→ **Text**
=======

I posted the final script on December 27, 2016 and felt complete and fulfilled. SLIDERS now had a series finale that was respectful and inclusive of every season of SLIDERS and my childhood torment was at an end. I was the researcher for REWATCH PODCAST when they were covering SLIDERS -- my role was to send them bullet-point emails documenting everything Temporal Flux had ever shared with this community about SLIDERS which they would mention in their podcasts. For LOIS AND CLARK, I read all the teleplays and sent them deleted scenes.
But after SLIDERS REBORN was complete and as the LOIS AND CLARK rewatch was winding down, I sent The Rewatch Podcast an email telling them I felt it was time to step away from covering other people's creations. "Everything in my life has been a reaction to the death of Professor Arturo," I wrote without a hint of irony although I knew Tom and Cory would laugh. I explained that it was time to move forward, try creating work of my own, and let SLIDERS be something to remember fondly rather than keep it in my present.
And I guess that's part of why SLIDERS returning to NBC or Netflix or Apple or whatever would be difficult for me. SLIDERS REBORN was very much about confronting my childhood trauma. I resolved SLIDERS, I put it aside, and I revisit it largely in terms of turning each and every conversation about other TV shows back to SLIDERS on this message board (and only this message board).
If we see Quinn and the Professor onscreen again played by Jerry and John, then SLIDERS is very much in the present and future and that could be a little uncomfortable for me. But I shouldn't be selfish. A true fan of SLIDERS would want SLIDERS to be bigger than any one person's experience of it.

=======

→ **Tasks to perform**
(1) According to the text about SLIDERS, on what date was the final script posted?
(2) In the text about SLIDERS, which networks or companies are named as possible places for SLIDERS to return?
(3) Condense the paragraph of the text about SLIDERS that begins "But after SLIDERS REBORN was complete" to two or three sentences, keeping its main facts.
Answer from the text about SLIDERS alone; the material below plays no part.

=======

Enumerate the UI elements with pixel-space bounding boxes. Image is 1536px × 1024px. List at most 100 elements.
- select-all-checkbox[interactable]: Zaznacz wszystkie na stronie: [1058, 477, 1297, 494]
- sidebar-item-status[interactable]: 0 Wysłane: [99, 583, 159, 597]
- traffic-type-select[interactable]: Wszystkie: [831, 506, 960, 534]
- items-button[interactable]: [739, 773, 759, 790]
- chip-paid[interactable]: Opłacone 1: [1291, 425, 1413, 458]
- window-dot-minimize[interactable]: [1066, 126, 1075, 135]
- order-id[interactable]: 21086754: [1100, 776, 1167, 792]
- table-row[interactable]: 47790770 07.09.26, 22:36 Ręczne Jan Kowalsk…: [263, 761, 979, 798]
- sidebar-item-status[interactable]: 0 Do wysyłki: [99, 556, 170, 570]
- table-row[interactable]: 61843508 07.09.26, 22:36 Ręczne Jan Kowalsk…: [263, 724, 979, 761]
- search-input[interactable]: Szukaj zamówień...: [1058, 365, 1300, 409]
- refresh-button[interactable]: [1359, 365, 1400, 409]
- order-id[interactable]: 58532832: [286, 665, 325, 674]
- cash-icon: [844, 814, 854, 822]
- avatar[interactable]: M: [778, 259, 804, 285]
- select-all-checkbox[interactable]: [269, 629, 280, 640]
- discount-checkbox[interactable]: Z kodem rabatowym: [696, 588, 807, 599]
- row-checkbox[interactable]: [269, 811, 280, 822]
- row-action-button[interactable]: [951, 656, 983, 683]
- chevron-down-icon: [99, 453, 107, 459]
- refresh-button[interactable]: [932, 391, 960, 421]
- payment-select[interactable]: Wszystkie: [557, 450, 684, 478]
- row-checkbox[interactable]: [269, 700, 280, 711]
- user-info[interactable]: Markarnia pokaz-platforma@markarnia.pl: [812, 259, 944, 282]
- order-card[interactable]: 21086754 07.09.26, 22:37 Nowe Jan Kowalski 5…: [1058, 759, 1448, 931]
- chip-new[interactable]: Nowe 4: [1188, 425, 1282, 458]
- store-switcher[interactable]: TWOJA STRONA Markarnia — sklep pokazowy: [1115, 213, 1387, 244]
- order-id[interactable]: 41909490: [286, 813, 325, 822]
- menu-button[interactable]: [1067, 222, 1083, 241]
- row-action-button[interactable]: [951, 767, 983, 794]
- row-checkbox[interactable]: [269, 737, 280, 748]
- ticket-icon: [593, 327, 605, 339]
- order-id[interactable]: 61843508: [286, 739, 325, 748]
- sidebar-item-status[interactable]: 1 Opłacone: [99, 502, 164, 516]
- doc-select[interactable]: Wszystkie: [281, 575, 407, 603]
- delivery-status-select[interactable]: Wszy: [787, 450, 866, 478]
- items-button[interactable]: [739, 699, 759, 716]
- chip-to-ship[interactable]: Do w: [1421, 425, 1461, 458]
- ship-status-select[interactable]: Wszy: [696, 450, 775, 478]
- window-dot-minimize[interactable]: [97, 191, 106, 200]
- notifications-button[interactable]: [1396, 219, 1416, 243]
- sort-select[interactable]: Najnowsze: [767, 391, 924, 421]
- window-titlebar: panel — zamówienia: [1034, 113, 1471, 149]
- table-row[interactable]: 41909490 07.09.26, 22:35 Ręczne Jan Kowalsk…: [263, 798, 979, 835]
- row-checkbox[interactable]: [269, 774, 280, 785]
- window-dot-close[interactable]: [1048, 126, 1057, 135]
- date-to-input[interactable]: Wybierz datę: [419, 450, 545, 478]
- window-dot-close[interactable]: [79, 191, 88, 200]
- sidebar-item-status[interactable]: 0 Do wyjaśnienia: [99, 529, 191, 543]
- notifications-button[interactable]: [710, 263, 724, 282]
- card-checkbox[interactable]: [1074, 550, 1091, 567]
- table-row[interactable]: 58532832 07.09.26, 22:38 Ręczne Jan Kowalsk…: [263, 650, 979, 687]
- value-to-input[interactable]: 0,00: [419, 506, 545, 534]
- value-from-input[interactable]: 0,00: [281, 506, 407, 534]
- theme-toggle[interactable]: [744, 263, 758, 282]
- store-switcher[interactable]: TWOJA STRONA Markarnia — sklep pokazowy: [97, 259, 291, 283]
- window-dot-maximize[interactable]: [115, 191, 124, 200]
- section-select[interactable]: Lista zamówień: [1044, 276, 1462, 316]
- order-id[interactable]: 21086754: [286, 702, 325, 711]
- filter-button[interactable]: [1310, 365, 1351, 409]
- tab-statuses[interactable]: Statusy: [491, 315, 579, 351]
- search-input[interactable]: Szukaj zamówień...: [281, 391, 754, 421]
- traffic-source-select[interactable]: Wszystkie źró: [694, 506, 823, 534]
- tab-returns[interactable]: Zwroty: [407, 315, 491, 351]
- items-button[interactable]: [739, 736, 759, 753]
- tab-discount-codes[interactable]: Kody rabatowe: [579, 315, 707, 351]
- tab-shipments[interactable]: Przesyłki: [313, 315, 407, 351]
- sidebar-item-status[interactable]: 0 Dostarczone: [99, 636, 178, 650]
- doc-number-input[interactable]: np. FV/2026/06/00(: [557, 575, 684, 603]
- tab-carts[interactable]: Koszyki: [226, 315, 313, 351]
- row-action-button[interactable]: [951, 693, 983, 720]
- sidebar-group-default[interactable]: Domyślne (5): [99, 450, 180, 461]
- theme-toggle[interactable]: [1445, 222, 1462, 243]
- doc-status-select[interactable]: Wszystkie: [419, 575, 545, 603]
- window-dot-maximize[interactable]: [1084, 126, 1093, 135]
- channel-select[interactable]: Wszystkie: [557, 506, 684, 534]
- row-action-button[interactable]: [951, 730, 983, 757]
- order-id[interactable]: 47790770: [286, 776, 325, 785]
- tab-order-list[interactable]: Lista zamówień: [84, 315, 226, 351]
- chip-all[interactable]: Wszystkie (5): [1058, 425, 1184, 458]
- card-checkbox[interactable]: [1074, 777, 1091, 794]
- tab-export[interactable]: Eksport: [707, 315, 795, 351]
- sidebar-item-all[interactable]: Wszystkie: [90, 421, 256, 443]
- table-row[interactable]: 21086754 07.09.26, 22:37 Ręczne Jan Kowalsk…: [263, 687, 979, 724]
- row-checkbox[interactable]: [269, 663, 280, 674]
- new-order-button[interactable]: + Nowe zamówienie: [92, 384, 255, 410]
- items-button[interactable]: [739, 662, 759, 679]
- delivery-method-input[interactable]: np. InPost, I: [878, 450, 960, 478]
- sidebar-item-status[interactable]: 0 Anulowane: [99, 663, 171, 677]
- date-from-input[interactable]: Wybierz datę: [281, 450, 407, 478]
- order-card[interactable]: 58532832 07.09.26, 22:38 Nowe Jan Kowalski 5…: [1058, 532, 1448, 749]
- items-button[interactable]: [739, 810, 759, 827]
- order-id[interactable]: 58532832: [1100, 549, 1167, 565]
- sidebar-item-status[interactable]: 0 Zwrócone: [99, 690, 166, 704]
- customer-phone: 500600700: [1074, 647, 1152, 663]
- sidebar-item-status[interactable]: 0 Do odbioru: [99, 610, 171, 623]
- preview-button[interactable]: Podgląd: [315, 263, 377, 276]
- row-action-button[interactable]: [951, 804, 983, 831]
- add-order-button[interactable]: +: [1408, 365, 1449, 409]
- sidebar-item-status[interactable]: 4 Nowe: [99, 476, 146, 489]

=======

→ **Results by task**
(1) December 27, 2016.

(2) NBC, Netflix, Apple

(3) Once SLIDERS REBORN was done and the LOIS AND CLARK rewatch was ending, I emailed The Rewatch Podcast to say it was time to stop covering other people's creations. I wrote that everything in my life had been a reaction to Professor Arturo's death, and I explained that I wanted to move forward, create my own work, and let SLIDERS be a fond memory instead of part of my present.